> _Instructions for the task_
Transcribe all of the material exactly.

======

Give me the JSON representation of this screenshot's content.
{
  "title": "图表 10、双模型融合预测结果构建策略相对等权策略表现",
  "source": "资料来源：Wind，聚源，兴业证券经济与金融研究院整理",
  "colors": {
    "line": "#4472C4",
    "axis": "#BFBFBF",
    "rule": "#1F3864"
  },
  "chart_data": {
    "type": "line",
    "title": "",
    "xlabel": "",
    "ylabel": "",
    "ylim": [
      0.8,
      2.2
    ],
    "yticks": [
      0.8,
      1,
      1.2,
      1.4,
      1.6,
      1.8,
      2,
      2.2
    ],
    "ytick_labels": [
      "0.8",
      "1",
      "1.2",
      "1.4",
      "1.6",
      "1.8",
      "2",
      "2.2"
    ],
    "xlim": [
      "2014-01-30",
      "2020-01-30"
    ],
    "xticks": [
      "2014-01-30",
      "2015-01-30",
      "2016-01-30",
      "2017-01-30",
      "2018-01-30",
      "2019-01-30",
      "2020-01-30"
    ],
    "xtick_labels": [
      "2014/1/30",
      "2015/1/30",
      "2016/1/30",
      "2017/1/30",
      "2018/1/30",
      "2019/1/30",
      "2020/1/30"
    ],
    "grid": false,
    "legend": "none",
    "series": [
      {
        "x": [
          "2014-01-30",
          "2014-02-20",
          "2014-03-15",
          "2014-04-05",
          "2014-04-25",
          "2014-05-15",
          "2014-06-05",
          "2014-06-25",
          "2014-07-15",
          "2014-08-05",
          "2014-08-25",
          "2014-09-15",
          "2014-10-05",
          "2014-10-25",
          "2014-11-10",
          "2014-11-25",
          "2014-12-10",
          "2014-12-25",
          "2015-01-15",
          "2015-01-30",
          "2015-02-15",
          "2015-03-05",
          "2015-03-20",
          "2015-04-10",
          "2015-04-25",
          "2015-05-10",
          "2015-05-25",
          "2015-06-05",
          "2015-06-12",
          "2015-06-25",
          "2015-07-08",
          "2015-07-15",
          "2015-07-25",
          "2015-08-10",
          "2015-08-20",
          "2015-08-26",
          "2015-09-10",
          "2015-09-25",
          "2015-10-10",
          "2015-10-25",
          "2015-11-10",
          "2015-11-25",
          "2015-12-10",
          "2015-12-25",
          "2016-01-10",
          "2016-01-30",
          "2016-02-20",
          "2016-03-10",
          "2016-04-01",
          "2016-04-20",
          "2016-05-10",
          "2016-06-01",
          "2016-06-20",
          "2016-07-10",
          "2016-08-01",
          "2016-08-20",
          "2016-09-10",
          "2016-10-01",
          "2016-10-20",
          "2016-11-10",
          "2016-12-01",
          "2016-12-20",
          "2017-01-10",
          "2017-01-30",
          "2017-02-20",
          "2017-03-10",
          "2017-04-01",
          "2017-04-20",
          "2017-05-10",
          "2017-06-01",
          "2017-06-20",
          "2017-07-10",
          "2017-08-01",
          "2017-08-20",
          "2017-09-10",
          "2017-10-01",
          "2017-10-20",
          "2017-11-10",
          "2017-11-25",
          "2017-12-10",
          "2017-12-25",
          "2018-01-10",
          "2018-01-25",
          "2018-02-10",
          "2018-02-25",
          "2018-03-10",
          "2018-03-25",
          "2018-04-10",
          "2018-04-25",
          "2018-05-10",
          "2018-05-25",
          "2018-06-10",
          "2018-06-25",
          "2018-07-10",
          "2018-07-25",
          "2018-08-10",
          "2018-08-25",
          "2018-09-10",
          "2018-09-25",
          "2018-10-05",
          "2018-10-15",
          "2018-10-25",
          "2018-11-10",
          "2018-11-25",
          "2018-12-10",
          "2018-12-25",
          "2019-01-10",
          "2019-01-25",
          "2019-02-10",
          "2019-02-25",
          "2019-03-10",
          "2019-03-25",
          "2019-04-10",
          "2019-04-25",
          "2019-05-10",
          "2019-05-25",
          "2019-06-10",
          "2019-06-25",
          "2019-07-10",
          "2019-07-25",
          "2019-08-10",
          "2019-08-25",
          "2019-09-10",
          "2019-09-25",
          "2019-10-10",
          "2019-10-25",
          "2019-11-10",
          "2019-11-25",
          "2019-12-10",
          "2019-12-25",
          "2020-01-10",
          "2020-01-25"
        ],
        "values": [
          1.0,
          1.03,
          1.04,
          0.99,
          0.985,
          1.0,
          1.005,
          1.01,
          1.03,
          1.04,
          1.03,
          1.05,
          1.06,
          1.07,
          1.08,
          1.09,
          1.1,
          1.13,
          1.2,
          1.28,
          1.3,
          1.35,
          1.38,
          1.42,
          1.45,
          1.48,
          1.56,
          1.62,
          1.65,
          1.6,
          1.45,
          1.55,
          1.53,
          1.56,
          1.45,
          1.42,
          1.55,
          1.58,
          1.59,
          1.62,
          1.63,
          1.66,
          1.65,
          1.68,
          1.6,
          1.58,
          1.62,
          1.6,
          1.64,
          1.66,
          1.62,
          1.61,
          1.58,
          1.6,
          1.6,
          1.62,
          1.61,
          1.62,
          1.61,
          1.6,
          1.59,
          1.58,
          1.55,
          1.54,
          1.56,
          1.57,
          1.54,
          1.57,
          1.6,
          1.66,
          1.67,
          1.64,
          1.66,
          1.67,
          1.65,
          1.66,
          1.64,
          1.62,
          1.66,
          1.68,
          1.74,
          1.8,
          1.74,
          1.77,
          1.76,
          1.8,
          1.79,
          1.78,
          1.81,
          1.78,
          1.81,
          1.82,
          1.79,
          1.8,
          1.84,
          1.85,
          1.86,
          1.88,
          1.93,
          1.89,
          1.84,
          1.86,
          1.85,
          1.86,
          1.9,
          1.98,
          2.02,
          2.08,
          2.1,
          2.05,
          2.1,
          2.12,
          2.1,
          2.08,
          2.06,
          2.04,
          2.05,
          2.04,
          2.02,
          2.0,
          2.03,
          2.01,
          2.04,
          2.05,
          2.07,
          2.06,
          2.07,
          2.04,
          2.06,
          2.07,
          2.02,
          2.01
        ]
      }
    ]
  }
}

======

> _Finished answer_
Give me the JSON representation of this screenshot's content.
{
  "title": "图表 10、双模型融合预测结果构建策略相对等权策略表现",
  "source": "资料来源：Wind，聚源，兴业证券经济与金融研究院整理",
  "colors": {
    "line": "#4472C4",
    "axis": "#BFBFBF",
    "rule": "#1F3864"
  },
  "chart_data": {
    "type": "line",
    "title": "",
    "xlabel": "",
    "ylabel": "",
    "ylim": [
      0.8,
      2.2
    ],
    "yticks": [
      0.8,
      1,
      1.2,
      1.4,
      1.6,
      1.8,
      2,
      2.2
    ],
    "ytick_labels": [
      "0.8",
      "1",
      "1.2",
      "1.4",
      "1.6",
      "1.8",
      "2",
      "2.2"
    ],
    "xlim": [
      "2014-01-30",
      "2020-01-30"
    ],
    "xticks": [
      "2014-01-30",
      "2015-01-30",
      "2016-01-30",
      "2017-01-30",
      "2018-01-30",
      "2019-01-30",
      "2020-01-30"
    ],
    "xtick_labels": [
      "2014/1/30",
      "2015/1/30",
      "2016/1/30",
      "2017/1/30",
      "2018/1/30",
      "2019/1/30",
      "2020/1/30"
    ],
    "grid": false,
    "legend": "none",
    "series": [
      {
        "x": [
          "2014-01-30",
          "2014-02-20",
          "2014-03-15",
          "2014-04-05",
          "2014-04-25",
          "2014-05-15",
          "2014-06-05",
          "2014-06-25",
          "2014-07-15",
          "2014-08-05",
          "2014-08-25",
          "2014-09-15",
          "2014-10-05",
          "2014-10-25",
          "2014-11-10",
          "2014-11-25",
          "2014-12-10",
          "2014-12-25",
          "2015-01-15",
          "2015-01-30",
          "2015-02-15",
          "2015-03-05",
          "2015-03-20",
          "2015-04-10",
          "2015-04-25",
          "2015-05-10",
          "2015-05-25",
          "2015-06-05",
          "2015-06-12",
          "2015-06-25",
          "2015-07-08",
          "2015-07-15",
          "2015-07-25",
          "2015-08-10",
          "2015-08-20",
          "2015-08-26",
          "2015-09-10",
          "2015-09-25",
          "2015-10-10",
          "2015-10-25",
          "2015-11-10",
          "2015-11-25",
          "2015-12-10",
          "2015-12-25",
          "2016-01-10",
          "2016-01-30",
          "2016-02-20",
          "2016-03-10",
          "2016-04-01",
          "2016-04-20",
          "2016-05-10",
          "2016-06-01",
          "2016-06-20",
          "2016-07-10",
          "2016-08-01",
          "2016-08-20",
          "2016-09-10",
          "2016-10-01",
          "2016-10-20",
          "2016-11-10",
          "2016-12-01",
          "2016-12-20",
          "2017-01-10",
          "2017-01-30",
          "2017-02-20",
          "2017-03-10",
          "2017-04-01",
          "2017-04-20",
          "2017-05-10",
          "2017-06-01",
          "2017-06-20",
          "2017-07-10",
          "2017-08-01",
          "2017-08-20",
          "2017-09-10",
          "2017-10-01",
          "2017-10-20",
          "2017-11-10",
          "2017-11-25",
          "2017-12-10",
          "2017-12-25",
          "2018-01-10",
          "2018-01-25",
          "2018-02-10",
          "2018-02-25",
          "2018-03-10",
          "2018-03-25",
          "2018-04-10",
          "2018-04-25",
          "2018-05-10",
          "2018-05-25",
          "2018-06-10",
          "2018-06-25",
          "2018-07-10",
          "2018-07-25",
          "2018-08-10",
          "2018-08-25",
          "2018-09-10",
          "2018-09-25",
          "2018-10-05",
          "2018-10-15",
          "2018-10-25",
          "2018-11-10",
          "2018-11-25",
          "2018-12-10",
          "2018-12-25",
          "2019-01-10",
          "2019-01-25",
          "2019-02-10",
          "2019-02-25",
          "2019-03-10",
          "2019-03-25",
          "2019-04-10",
          "2019-04-25",
          "2019-05-10",
          "2019-05-25",
          "2019-06-10",
          "2019-06-25",
          "2019-07-10",
          "2019-07-25",
          "2019-08-10",
          "2019-08-25",
          "2019-09-10",
          "2019-09-25",
          "2019-10-10",
          "2019-10-25",
          "2019-11-10",
          "2019-11-25",
          "2019-12-10",
          "2019-12-25",
          "2020-01-10",
          "2020-01-25"
        ],
        "values": [
          1.0,
          1.03,
          1.04,
          0.99,
          0.985,
          1.0,
          1.005,
          1.01,
          1.03,
          1.04,
          1.03,
          1.05,
          1.06,
          1.07,
          1.08,
          1.09,
          1.1,
          1.13,
          1.2,
          1.28,
          1.3,
          1.35,
          1.38,
          1.42,
          1.45,
          1.48,
          1.56,
          1.62,
          1.65,
          1.6,
          1.45,
          1.55,
          1.53,
          1.56,
          1.45,
          1.42,
          1.55,
          1.58,
          1.59,
          1.62,
          1.63,
          1.66,
          1.65,
          1.68,
          1.6,
          1.58,
          1.62,
          1.6,
          1.64,
          1.66,
          1.62,
          1.61,
          1.58,
          1.6,
          1.6,
          1.62,
          1.61,
          1.62,
          1.61,
          1.6,
          1.59,
          1.58,
          1.55,
          1.54,
          1.56,
          1.57,
          1.54,
          1.57,
          1.6,
          1.66,
          1.67,
          1.64,
          1.66,
          1.67,
          1.65,
          1.66,
          1.64,
          1.62,
          1.66,
          1.68,
          1.74,
          1.8,
          1.74,
          1.77,
          1.76,
          1.8,
          1.79,
          1.78,
          1.81,
          1.78,
          1.81,
          1.82,
          1.79,
          1.8,
          1.84,
          1.85,
          1.86,
          1.88,
          1.93,
          1.89,
          1.84,
          1.86,
          1.85,
          1.86,
          1.9,
          1.98,
          2.02,
          2.08,
          2.1,
          2.05,
          2.1,
          2.12,
          2.1,
          2.08,
          2.06,
          2.04,
          2.05,
          2.04,
          2.02,
          2.0,
          2.03,
          2.01,
          2.04,
          2.05,
          2.07,
          2.06,
          2.07,
          2.04,
          2.06,
          2.07,
          2.02,
          2.01
        ]
      }
    ]
  }
}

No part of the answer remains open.